··· Task inputs

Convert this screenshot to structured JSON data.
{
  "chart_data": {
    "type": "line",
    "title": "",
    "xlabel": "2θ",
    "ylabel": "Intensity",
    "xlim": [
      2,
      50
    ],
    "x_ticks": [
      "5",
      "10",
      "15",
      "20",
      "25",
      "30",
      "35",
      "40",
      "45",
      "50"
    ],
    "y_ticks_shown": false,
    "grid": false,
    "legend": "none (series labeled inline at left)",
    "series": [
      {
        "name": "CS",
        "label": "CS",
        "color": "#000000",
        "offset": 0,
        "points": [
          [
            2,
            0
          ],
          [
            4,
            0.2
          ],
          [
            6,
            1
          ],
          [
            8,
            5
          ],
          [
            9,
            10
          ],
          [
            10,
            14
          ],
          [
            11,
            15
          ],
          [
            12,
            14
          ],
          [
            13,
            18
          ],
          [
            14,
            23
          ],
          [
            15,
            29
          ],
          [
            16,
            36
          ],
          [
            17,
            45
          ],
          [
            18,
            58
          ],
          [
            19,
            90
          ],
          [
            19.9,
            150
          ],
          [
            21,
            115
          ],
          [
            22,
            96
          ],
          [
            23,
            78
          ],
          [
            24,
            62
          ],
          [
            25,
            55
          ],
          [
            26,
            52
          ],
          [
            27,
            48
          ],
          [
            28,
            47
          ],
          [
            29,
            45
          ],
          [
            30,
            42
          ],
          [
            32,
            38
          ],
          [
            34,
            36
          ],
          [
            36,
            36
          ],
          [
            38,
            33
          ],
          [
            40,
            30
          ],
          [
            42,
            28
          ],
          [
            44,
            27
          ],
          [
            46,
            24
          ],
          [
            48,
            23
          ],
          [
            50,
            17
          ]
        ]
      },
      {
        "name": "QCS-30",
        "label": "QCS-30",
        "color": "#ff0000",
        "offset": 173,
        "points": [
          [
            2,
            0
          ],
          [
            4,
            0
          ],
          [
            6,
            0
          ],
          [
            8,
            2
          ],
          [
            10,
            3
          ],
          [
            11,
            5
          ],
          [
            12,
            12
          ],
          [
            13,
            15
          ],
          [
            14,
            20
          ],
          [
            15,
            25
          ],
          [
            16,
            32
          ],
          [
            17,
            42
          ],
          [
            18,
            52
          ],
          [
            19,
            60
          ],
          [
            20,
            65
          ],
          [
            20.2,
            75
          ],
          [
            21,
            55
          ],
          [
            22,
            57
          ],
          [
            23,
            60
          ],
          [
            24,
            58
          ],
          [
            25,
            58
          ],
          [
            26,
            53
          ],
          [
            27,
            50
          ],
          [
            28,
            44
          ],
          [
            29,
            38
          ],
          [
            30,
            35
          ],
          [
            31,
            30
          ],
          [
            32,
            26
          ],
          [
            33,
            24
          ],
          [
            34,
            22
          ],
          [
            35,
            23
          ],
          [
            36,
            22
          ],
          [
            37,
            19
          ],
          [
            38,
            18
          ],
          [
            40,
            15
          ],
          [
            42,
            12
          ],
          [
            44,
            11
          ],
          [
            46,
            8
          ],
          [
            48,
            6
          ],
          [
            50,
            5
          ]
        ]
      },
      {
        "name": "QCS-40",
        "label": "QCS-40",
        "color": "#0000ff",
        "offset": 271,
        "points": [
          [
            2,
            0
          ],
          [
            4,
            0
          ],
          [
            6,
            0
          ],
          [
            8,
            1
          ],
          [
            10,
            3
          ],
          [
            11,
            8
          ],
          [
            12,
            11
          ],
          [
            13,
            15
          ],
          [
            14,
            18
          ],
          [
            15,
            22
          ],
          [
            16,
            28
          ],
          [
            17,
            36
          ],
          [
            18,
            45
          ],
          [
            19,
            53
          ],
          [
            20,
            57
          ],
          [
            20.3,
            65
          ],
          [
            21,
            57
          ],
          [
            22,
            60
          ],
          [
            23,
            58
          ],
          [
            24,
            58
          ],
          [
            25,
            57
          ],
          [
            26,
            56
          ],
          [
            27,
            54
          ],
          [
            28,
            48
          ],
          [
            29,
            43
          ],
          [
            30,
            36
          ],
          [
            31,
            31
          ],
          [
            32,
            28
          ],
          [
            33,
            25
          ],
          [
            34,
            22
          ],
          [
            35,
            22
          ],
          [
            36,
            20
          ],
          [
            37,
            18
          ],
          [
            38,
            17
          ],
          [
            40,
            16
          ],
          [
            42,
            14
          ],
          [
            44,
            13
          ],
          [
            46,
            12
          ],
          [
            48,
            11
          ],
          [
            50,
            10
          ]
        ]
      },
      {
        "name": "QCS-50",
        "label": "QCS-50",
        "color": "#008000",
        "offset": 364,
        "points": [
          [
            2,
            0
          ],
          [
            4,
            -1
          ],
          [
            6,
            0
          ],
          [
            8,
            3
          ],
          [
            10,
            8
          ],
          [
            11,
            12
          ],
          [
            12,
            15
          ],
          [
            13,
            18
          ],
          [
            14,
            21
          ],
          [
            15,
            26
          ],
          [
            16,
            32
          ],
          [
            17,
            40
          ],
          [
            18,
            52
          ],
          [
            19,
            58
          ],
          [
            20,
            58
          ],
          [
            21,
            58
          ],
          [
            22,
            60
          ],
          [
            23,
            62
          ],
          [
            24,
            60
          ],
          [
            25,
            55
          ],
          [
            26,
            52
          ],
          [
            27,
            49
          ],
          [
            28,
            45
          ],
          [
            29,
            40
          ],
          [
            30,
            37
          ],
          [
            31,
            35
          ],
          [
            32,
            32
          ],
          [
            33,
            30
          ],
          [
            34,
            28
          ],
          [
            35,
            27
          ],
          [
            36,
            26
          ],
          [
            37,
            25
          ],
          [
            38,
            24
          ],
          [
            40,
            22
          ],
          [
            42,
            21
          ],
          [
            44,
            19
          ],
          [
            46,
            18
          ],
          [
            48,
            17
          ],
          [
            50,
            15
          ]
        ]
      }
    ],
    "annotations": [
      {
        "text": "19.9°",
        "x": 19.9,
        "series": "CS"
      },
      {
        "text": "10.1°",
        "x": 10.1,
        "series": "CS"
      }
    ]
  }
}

······

» Goal: Copy out each line above, character for character.

» Full response:
Convert this screenshot to structured JSON data.
{
  "chart_data": {
    "type": "line",
    "title": "",
    "xlabel": "2θ",
    "ylabel": "Intensity",
    "xlim": [
      2,
      50
    ],
    "x_ticks": [
      "5",
      "10",
      "15",
      "20",
      "25",
      "30",
      "35",
      "40",
      "45",
      "50"
    ],
    "y_ticks_shown": false,
    "grid": false,
    "legend": "none (series labeled inline at left)",
    "series": [
      {
        "name": "CS",
        "label": "CS",
        "color": "#000000",
        "offset": 0,
        "points": [
          [
            2,
            0
          ],
          [
            4,
            0.2
          ],
          [
            6,
            1
          ],
          [
            8,
            5
          ],
          [
            9,
            10
          ],
          [
            10,
            14
          ],
          [
            11,
            15
          ],
          [
            12,
            14
          ],
          [
            13,
            18
          ],
          [
            14,
            23
          ],
          [
            15,
            29
          ],
          [
            16,
            36
          ],
          [
            17,
            45
          ],
          [
            18,
            58
          ],
          [
            19,
            90
          ],
          [
            19.9,
            150
          ],
          [
            21,
            115
          ],
          [
            22,
            96
          ],
          [
            23,
            78
          ],
          [
            24,
            62
          ],
          [
            25,
            55
          ],
          [
            26,
            52
          ],
          [
            27,
            48
          ],
          [
            28,
            47
          ],
          [
            29,
            45
          ],
          [
            30,
            42
          ],
          [
            32,
            38
          ],
          [
            34,
            36
          ],
          [
            36,
            36
          ],
          [
            38,
            33
          ],
          [
            40,
            30
          ],
          [
            42,
            28
          ],
          [
            44,
            27
          ],
          [
            46,
            24
          ],
          [
            48,
            23
          ],
          [
            50,
            17
          ]
        ]
      },
      {
        "name": "QCS-30",
        "label": "QCS-30",
        "color": "#ff0000",
        "offset": 173,
        "points": [
          [
            2,
            0
          ],
          [
            4,
            0
          ],
          [
            6,
            0
          ],
          [
            8,
            2
          ],
          [
            10,
            3
          ],
          [
            11,
            5
          ],
          [
            12,
            12
          ],
          [
            13,
            15
          ],
          [
            14,
            20
          ],
          [
            15,
            25
          ],
          [
            16,
            32
          ],
          [
            17,
            42
          ],
          [
            18,
            52
          ],
          [
            19,
            60
          ],
          [
            20,
            65
          ],
          [
            20.2,
            75
          ],
          [
            21,
            55
          ],
          [
            22,
            57
          ],
          [
            23,
            60
          ],
          [
            24,
            58
          ],
          [
            25,
            58
          ],
          [
            26,
            53
          ],
          [
            27,
            50
          ],
          [
            28,
            44
          ],
          [
            29,
            38
          ],
          [
            30,
            35
          ],
          [
            31,
            30
          ],
          [
            32,
            26
          ],
          [
            33,
            24
          ],
          [
            34,
            22
          ],
          [
            35,
            23
          ],
          [
            36,
            22
          ],
          [
            37,
            19
          ],
          [
            38,
            18
          ],
          [
            40,
            15
          ],
          [
            42,
            12
          ],
          [
            44,
            11
          ],
          [
            46,
            8
          ],
          [
            48,
            6
          ],
          [
            50,
            5
          ]
        ]
      },
      {
        "name": "QCS-40",
        "label": "QCS-40",
        "color": "#0000ff",
        "offset": 271,
        "points": [
          [
            2,
            0
          ],
          [
            4,
            0
          ],
          [
            6,
            0
          ],
          [
            8,
            1
          ],
          [
            10,
            3
          ],
          [
            11,
            8
          ],
          [
            12,
            11
          ],
          [
            13,
            15
          ],
          [
            14,
            18
          ],
          [
            15,
            22
          ],
          [
            16,
            28
          ],
          [
            17,
            36
          ],
          [
            18,
            45
          ],
          [
            19,
            53
          ],
          [
            20,
            57
          ],
          [
            20.3,
            65
          ],
          [
            21,
            57
          ],
          [
            22,
            60
          ],
          [
            23,
            58
          ],
          [
            24,
            58
          ],
          [
            25,
            57
          ],
          [
            26,
            56
          ],
          [
            27,
            54
          ],
          [
            28,
            48
          ],
          [
            29,
            43
          ],
          [
            30,
            36
          ],
          [
            31,
            31
          ],
          [
            32,
            28
          ],
          [
            33,
            25
          ],
          [
            34,
            22
          ],
          [
            35,
            22
          ],
          [
            36,
            20
          ],
          [
            37,
            18
          ],
          [
            38,
            17
          ],
          [
            40,
            16
          ],
          [
            42,
            14
          ],
          [
            44,
            13
          ],
          [
            46,
            12
          ],
          [
            48,
            11
          ],
          [
            50,
            10
          ]
        ]
      },
      {
        "name": "QCS-50",
        "label": "QCS-50",
        "color": "#008000",
        "offset": 364,
        "points": [
          [
            2,
            0
          ],
          [
            4,
            -1
          ],
          [
            6,
            0
          ],
          [
            8,
            3
          ],
          [
            10,
            8
          ],
          [
            11,
            12
          ],
          [
            12,
            15
          ],
          [
            13,
            18
          ],
          [
            14,
            21
          ],
          [
            15,
            26
          ],
          [
            16,
            32
          ],
          [
            17,
            40
          ],
          [
            18,
            52
          ],
          [
            19,
            58
          ],
          [
            20,
            58
          ],
          [
            21,
            58
          ],
          [
            22,
            60
          ],
          [
            23,
            62
          ],
          [
            24,
            60
          ],
          [
            25,
            55
          ],
          [
            26,
            52
          ],
          [
            27,
            49
          ],
          [
            28,
            45
          ],
          [
            29,
            40
          ],
          [
            30,
            37
          ],
          [
            31,
            35
          ],
          [
            32,
            32
          ],
          [
            33,
            30
          ],
          [
            34,
            28
          ],
          [
            35,
            27
          ],
          [
            36,
            26
          ],
          [
            37,
            25
          ],
          [
            38,
            24
          ],
          [
            40,
            22
          ],
          [
            42,
            21
          ],
          [
            44,
            19
          ],
          [
            46,
            18
          ],
          [
            48,
            17
          ],
          [
            50,
            15
          ]
        ]
      }
    ],
    "annotations": [
      {
        "text": "19.9°",
        "x": 19.9,
        "series": "CS"
      },
      {
        "text": "10.1°",
        "x": 10.1,
        "series": "CS"
      }
    ]
  }
}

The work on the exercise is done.